• _RECORDS SHOWN_:
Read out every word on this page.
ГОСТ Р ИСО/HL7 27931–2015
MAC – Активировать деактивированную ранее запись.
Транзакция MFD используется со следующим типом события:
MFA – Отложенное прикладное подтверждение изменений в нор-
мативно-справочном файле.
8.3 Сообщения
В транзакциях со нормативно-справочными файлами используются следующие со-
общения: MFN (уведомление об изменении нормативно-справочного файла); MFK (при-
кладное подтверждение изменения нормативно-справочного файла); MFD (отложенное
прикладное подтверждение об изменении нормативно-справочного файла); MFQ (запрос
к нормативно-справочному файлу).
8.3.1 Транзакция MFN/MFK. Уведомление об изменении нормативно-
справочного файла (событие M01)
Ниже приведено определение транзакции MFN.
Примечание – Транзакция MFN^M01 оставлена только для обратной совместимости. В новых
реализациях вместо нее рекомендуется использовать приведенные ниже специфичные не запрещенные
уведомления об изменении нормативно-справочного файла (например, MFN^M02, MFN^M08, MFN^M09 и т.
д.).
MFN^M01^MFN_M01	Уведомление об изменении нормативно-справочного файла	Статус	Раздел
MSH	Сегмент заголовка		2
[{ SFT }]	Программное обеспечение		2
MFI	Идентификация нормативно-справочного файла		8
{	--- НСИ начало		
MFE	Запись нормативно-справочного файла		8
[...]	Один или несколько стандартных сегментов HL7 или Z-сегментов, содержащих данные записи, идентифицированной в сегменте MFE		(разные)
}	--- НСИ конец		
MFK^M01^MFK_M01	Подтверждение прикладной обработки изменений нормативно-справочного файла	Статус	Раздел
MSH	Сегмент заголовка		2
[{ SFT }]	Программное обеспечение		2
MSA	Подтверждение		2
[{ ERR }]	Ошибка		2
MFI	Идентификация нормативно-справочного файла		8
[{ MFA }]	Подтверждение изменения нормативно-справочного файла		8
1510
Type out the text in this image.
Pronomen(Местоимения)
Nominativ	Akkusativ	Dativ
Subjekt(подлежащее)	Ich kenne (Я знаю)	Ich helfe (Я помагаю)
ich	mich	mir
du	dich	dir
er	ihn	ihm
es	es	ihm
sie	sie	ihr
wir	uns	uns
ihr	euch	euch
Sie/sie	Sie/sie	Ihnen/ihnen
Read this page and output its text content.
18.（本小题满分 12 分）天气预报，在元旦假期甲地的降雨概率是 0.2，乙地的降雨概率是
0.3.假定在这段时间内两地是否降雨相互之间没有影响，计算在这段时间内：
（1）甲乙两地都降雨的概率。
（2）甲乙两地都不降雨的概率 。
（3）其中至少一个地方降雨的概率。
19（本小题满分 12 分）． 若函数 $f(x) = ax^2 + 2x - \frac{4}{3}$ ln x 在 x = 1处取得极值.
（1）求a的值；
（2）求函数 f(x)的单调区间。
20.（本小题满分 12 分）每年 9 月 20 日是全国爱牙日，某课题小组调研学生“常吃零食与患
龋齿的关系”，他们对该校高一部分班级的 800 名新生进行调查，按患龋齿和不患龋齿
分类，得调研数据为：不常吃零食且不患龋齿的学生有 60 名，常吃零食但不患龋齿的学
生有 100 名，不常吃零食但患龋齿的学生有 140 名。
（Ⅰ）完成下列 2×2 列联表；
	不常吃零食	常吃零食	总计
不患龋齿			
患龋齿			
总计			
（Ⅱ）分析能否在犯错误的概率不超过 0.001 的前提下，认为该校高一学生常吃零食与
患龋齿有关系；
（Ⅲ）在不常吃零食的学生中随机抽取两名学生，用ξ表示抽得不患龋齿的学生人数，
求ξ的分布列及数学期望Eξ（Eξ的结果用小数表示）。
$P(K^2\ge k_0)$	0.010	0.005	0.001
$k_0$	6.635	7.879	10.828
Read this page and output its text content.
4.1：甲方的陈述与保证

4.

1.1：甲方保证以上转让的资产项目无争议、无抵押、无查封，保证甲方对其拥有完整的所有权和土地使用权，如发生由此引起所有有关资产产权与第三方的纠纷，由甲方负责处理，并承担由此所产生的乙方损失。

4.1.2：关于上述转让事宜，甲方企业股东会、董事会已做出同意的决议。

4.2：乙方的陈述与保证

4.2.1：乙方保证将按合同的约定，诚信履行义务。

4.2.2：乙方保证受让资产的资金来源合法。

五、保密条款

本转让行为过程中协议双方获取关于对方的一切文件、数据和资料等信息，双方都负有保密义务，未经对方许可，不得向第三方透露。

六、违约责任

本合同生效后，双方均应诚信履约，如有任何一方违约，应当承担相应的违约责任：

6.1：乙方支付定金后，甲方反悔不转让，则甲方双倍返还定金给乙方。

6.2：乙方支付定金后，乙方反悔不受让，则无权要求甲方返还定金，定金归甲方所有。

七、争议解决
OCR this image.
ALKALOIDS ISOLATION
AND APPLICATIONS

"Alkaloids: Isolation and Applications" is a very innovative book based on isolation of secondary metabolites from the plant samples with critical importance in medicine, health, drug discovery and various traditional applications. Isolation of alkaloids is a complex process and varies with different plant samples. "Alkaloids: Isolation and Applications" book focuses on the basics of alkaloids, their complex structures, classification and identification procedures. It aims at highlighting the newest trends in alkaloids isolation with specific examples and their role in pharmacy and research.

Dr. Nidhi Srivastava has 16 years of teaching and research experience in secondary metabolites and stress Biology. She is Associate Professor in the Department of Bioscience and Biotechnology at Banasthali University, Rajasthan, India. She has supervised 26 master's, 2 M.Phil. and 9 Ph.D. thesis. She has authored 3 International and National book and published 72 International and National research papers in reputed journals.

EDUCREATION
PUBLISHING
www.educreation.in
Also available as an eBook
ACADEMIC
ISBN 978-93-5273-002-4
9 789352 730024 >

• _SET PROBLEM_: Copy out the whole listing, exactly as written.

• _THE RESPONSE_:
Read out every word on this page.
ГОСТ Р ИСО/HL7 27931–2015
MAC – Активировать деактивированную ранее запись.
Транзакция MFD используется со следующим типом события:
MFA – Отложенное прикладное подтверждение изменений в нор-
мативно-справочном файле.
8.3 Сообщения
В транзакциях со нормативно-справочными файлами используются следующие со-
общения: MFN (уведомление об изменении нормативно-справочного файла); MFK (при-
кладное подтверждение изменения нормативно-справочного файла); MFD (отложенное
прикладное подтверждение об изменении нормативно-справочного файла); MFQ (запрос
к нормативно-справочному файлу).
8.3.1 Транзакция MFN/MFK. Уведомление об изменении нормативно-
справочного файла (событие M01)
Ниже приведено определение транзакции MFN.
Примечание – Транзакция MFN^M01 оставлена только для обратной совместимости. В новых
реализациях вместо нее рекомендуется использовать приведенные ниже специфичные не запрещенные
уведомления об изменении нормативно-справочного файла (например, MFN^M02, MFN^M08, MFN^M09 и т.
д.).
MFN^M01^MFN_M01	Уведомление об изменении нормативно-справочного файла	Статус	Раздел
MSH	Сегмент заголовка		2
[{ SFT }]	Программное обеспечение		2
MFI	Идентификация нормативно-справочного файла		8
{	--- НСИ начало		
MFE	Запись нормативно-справочного файла		8
[...]	Один или несколько стандартных сегментов HL7 или Z-сегментов, содержащих данные записи, идентифицированной в сегменте MFE		(разные)
}	--- НСИ конец		
MFK^M01^MFK_M01	Подтверждение прикладной обработки изменений нормативно-справочного файла	Статус	Раздел
MSH	Сегмент заголовка		2
[{ SFT }]	Программное обеспечение		2
MSA	Подтверждение		2
[{ ERR }]	Ошибка		2
MFI	Идентификация нормативно-справочного файла		8
[{ MFA }]	Подтверждение изменения нормативно-справочного файла		8
1510
Type out the text in this image.
Pronomen(Местоимения)
Nominativ	Akkusativ	Dativ
Subjekt(подлежащее)	Ich kenne (Я знаю)	Ich helfe (Я помагаю)
ich	mich	mir
du	dich	dir
er	ihn	ihm
es	es	ihm
sie	sie	ihr
wir	uns	uns
ihr	euch	euch
Sie/sie	Sie/sie	Ihnen/ihnen
Read this page and output its text content.
18.（本小题满分 12 分）天气预报，在元旦假期甲地的降雨概率是 0.2，乙地的降雨概率是
0.3.假定在这段时间内两地是否降雨相互之间没有影响，计算在这段时间内：
（1）甲乙两地都降雨的概率。
（2）甲乙两地都不降雨的概率 。
（3）其中至少一个地方降雨的概率。
19（本小题满分 12 分）． 若函数 $f(x) = ax^2 + 2x - \frac{4}{3}$ ln x 在 x = 1处取得极值.
（1）求a的值；
（2）求函数 f(x)的单调区间。
20.（本小题满分 12 分）每年 9 月 20 日是全国爱牙日，某课题小组调研学生“常吃零食与患
龋齿的关系”，他们对该校高一部分班级的 800 名新生进行调查，按患龋齿和不患龋齿
分类，得调研数据为：不常吃零食且不患龋齿的学生有 60 名，常吃零食但不患龋齿的学
生有 100 名，不常吃零食但患龋齿的学生有 140 名。
（Ⅰ）完成下列 2×2 列联表；
	不常吃零食	常吃零食	总计
不患龋齿			
患龋齿			
总计			
（Ⅱ）分析能否在犯错误的概率不超过 0.001 的前提下，认为该校高一学生常吃零食与
患龋齿有关系；
（Ⅲ）在不常吃零食的学生中随机抽取两名学生，用ξ表示抽得不患龋齿的学生人数，
求ξ的分布列及数学期望Eξ（Eξ的结果用小数表示）。
$P(K^2\ge k_0)$	0.010	0.005	0.001
$k_0$	6.635	7.879	10.828
Read this page and output its text content.
4.1：甲方的陈述与保证

4.

1.1：甲方保证以上转让的资产项目无争议、无抵押、无查封，保证甲方对其拥有完整的所有权和土地使用权，如发生由此引起所有有关资产产权与第三方的纠纷，由甲方负责处理，并承担由此所产生的乙方损失。

4.1.2：关于上述转让事宜，甲方企业股东会、董事会已做出同意的决议。

4.2：乙方的陈述与保证

4.2.1：乙方保证将按合同的约定，诚信履行义务。

4.2.2：乙方保证受让资产的资金来源合法。

五、保密条款

本转让行为过程中协议双方获取关于对方的一切文件、数据和资料等信息，双方都负有保密义务，未经对方许可，不得向第三方透露。

六、违约责任

本合同生效后，双方均应诚信履约，如有任何一方违约，应当承担相应的违约责任：

6.1：乙方支付定金后，甲方反悔不转让，则甲方双倍返还定金给乙方。

6.2：乙方支付定金后，乙方反悔不受让，则无权要求甲方返还定金，定金归甲方所有。

七、争议解决
OCR this image.
ALKALOIDS ISOLATION
AND APPLICATIONS

"Alkaloids: Isolation and Applications" is a very innovative book based on isolation of secondary metabolites from the plant samples with critical importance in medicine, health, drug discovery and various traditional applications. Isolation of alkaloids is a complex process and varies with different plant samples. "Alkaloids: Isolation and Applications" book focuses on the basics of alkaloids, their complex structures, classification and identification procedures. It aims at highlighting the newest trends in alkaloids isolation with specific examples and their role in pharmacy and research.

Dr. Nidhi Srivastava has 16 years of teaching and research experience in secondary metabolites and stress Biology. She is Associate Professor in the Department of Bioscience and Biotechnology at Banasthali University, Rajasthan, India. She has supervised 26 master's, 2 M.Phil. and 9 Ph.D. thesis. She has authored 3 International and National book and published 72 International and National research papers in reputed journals.

EDUCREATION
PUBLISHING
www.educreation.in
Also available as an eBook
ACADEMIC
ISBN 978-93-5273-002-4
9 789352 730024 >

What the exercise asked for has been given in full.